■ Excerpted text ■
━━━━━━━━
The New York Attorney General's office is continuing to aggressively go after marketers that it says are making false and misleading claims related to the prevention and treatment of the coronavirus.  

At the end of last week, the AG's office sent a letter to Craigslist, asking the company to take down posts that make false claims related to the coronavirus or that include price gouging.  The AG cited posts that promoted an "immunity pack," a fake coronavirus testing kit, and face masks that are not proven to provide coronavirus-related protection.  The AG's office also asked Craigslist to pull an ad for a bottle of Purell that was being sold for $222.  In addition, the AG's office asked Craigslist to explain what it is doing to detect and remove other similar posts.  New York Attorney General Letitia James said, "We’re demanding that Craigslist remove these posts immediately and ensure the company has policies in place to stop scammers from taking advantage of vulnerable and panicked consumers." 

The AG's office also sent letters to GoDaddy and other domain name registrars asking them to take back domain names that are being used for coronavirus-related scams and fake remedies.  The AG's office asked the registrars to describe the steps they are taking to detect and prevent fraud through the domain names that they register.  James said, "These scam sites are not only stoking fear in the hearts and minds of Americans, but are profiting off their appalling deception."
━━━━━━━━
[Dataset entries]
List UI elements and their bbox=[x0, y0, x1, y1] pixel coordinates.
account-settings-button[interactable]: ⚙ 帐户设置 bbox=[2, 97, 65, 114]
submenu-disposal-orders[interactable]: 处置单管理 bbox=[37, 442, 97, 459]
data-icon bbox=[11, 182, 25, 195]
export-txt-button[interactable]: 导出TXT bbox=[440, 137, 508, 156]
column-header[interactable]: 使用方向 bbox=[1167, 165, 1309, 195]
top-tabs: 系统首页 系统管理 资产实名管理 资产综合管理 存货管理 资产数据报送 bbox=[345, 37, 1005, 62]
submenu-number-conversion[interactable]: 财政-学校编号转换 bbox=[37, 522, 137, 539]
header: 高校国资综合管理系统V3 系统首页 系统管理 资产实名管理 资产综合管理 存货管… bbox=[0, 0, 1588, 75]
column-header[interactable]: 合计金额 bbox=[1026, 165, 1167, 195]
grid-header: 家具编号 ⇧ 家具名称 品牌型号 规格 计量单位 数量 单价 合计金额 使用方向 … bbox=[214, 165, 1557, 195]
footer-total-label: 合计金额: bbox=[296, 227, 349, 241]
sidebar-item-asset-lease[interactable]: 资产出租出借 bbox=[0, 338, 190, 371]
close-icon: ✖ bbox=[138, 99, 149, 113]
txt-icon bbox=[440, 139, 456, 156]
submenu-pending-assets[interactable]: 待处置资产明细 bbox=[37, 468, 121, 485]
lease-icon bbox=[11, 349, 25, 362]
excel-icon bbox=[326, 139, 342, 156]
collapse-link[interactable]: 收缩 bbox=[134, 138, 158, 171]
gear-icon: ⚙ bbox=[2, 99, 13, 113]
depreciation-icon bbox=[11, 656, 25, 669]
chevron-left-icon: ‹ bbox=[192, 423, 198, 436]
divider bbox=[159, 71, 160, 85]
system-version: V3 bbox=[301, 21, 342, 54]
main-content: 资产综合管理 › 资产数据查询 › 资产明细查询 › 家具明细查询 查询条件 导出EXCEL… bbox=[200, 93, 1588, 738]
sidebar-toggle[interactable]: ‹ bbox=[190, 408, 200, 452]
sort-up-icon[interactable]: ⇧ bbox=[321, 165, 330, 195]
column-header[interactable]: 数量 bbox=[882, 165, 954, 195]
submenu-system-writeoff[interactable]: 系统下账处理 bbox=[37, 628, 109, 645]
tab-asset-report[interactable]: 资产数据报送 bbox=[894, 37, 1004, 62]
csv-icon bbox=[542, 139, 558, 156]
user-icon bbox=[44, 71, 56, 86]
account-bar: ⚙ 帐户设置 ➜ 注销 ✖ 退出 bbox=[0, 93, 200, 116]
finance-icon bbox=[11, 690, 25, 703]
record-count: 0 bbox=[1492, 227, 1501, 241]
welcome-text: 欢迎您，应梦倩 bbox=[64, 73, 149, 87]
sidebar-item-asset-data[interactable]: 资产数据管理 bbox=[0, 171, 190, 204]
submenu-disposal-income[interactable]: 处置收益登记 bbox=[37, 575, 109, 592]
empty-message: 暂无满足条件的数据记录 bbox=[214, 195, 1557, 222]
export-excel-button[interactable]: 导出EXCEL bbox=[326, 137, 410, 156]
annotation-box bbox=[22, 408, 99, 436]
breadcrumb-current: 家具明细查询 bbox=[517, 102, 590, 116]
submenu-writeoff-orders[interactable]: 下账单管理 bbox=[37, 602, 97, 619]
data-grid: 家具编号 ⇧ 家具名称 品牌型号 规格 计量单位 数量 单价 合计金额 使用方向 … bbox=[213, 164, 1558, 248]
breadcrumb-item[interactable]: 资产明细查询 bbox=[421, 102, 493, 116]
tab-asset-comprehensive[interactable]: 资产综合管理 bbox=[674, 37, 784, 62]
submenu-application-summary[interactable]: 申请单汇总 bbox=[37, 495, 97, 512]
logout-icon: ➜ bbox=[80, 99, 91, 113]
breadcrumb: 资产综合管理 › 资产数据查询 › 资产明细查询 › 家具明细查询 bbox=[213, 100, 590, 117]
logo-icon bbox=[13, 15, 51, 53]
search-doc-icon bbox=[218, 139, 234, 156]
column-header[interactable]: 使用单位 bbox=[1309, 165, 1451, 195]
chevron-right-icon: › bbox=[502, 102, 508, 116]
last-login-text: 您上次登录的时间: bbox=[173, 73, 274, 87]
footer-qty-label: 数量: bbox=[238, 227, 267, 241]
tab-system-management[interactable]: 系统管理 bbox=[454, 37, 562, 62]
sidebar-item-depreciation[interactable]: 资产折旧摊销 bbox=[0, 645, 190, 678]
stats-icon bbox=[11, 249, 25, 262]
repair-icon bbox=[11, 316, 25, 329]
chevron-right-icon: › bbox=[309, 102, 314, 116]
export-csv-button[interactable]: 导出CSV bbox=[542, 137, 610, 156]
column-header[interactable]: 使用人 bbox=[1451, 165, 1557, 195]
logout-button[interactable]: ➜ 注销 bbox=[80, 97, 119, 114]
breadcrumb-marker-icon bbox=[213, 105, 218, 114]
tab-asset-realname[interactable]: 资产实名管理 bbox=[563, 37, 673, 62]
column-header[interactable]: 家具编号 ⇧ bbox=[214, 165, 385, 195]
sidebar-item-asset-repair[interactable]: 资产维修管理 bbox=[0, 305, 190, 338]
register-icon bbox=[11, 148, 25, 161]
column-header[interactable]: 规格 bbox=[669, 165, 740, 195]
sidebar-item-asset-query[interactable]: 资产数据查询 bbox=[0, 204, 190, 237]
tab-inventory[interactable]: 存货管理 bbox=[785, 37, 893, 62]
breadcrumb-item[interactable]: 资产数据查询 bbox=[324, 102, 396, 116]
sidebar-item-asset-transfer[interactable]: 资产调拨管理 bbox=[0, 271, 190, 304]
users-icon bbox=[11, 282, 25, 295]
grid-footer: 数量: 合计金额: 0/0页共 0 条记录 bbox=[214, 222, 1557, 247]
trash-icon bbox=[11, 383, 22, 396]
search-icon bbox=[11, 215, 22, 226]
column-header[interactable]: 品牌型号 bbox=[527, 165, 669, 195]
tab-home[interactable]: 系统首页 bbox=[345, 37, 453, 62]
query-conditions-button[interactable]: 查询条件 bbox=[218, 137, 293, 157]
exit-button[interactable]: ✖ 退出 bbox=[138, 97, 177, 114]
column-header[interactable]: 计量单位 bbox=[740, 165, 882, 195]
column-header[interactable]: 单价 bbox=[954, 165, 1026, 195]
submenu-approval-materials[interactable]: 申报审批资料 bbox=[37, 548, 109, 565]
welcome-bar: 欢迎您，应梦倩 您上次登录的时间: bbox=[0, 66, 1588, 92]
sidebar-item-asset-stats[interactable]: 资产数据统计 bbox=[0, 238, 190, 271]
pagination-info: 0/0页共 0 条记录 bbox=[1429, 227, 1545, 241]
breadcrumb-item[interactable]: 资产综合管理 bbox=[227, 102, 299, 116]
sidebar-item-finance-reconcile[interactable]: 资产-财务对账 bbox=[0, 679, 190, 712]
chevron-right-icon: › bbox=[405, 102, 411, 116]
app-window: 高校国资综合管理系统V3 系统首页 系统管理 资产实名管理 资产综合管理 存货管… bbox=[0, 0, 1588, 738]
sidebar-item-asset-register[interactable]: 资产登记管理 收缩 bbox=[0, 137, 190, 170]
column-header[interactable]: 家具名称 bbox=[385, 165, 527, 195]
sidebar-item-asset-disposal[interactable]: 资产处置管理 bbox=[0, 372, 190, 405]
━━━━━━━━
■ Brief 1 ■
Print the part of the coronavirus scams article between "The New York" and "of the coronavirus.", inclusive.
■ Brief 2 ■
Condense the paragraph of the coronavirus scams article that begins "The AG's office also sent letters to GoDaddy" into a shorter version that keeps its main facts.
■ Brief 3 ■
Pick up the coronavirus scams article after its last sentence and continue it.
You won't need the listing for any of this.

■ Written reply 1 ■
The New York Attorney General's office is continuing to aggressively go after marketers that it says are making false and misleading claims related to the prevention and treatment of the coronavirus.

■ Written reply 2 ■
The AG's office wrote to GoDaddy and other domain name registrars, asking them to take back domain names used for coronavirus scams and fake remedies and to explain how they detect and prevent fraud through the domains they register. James said the scam sites were stoking fear in Americans and profiting from their deception.

■ Written reply 3 ■
In addition, the AG's office ordered Wayne Allyn Root to stop marketing -- through "The Wayne Allyn Root Show" and his social media accounts -- products as treatments or cures for the coronavirus.  James said, "“As the coronavirus continues to spread across the country, so too are the deceptive and predatory businesses seeking to take advantage of consumers.  Mr. Root is just the latest example of this exploitative behavior that not only misleads the public, but actually compromises our health and safety." 

It's interesting to see how quickly the New York Attorney General's Office -- and other law enforcers across the country -- have mobilized to aggressively address fraud and price-gouging issues related to the coronavirus health crisis.  It's also very interesting to see how the NYAG is using innovative methods -- such as working with platforms and domain name registrars -- to try to address these issues (when platform and registrar liability is less clear).